## Start Items
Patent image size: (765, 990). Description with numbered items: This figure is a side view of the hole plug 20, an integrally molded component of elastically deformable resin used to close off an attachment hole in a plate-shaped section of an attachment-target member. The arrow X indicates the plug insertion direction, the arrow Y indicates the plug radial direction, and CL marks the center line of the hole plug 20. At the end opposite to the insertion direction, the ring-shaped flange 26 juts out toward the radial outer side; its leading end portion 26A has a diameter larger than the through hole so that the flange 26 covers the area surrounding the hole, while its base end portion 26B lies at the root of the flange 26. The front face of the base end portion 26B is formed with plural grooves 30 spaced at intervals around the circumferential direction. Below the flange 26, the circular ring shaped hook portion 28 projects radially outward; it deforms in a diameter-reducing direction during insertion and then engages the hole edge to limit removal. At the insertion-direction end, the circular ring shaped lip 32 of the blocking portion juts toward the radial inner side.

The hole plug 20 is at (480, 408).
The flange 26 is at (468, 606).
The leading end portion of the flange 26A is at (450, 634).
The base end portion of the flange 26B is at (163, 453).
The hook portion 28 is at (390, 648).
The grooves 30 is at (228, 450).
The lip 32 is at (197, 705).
## End Items
» Directions for this task
Copy all the lines above word for word.

» Task result
Patent image size: (765, 990). Description with numbered items: This figure is a side view of the hole plug 20, an integrally molded component of elastically deformable resin used to close off an attachment hole in a plate-shaped section of an attachment-target member. The arrow X indicates the plug insertion direction, the arrow Y indicates the plug radial direction, and CL marks the center line of the hole plug 20. At the end opposite to the insertion direction, the ring-shaped flange 26 juts out toward the radial outer side; its leading end portion 26A has a diameter larger than the through hole so that the flange 26 covers the area surrounding the hole, while its base end portion 26B lies at the root of the flange 26. The front face of the base end portion 26B is formed with plural grooves 30 spaced at intervals around the circumferential direction. Below the flange 26, the circular ring shaped hook portion 28 projects radially outward; it deforms in a diameter-reducing direction during insertion and then engages the hole edge to limit removal. At the insertion-direction end, the circular ring shaped lip 32 of the blocking portion juts toward the radial inner side.

The hole plug 20 is at (480, 408).
The flange 26 is at (468, 606).
The leading end portion of the flange 26A is at (450, 634).
The base end portion of the flange 26B is at (163, 453).
The hook portion 28 is at (390, 648).
The grooves 30 is at (228, 450).
The lip 32 is at (197, 705).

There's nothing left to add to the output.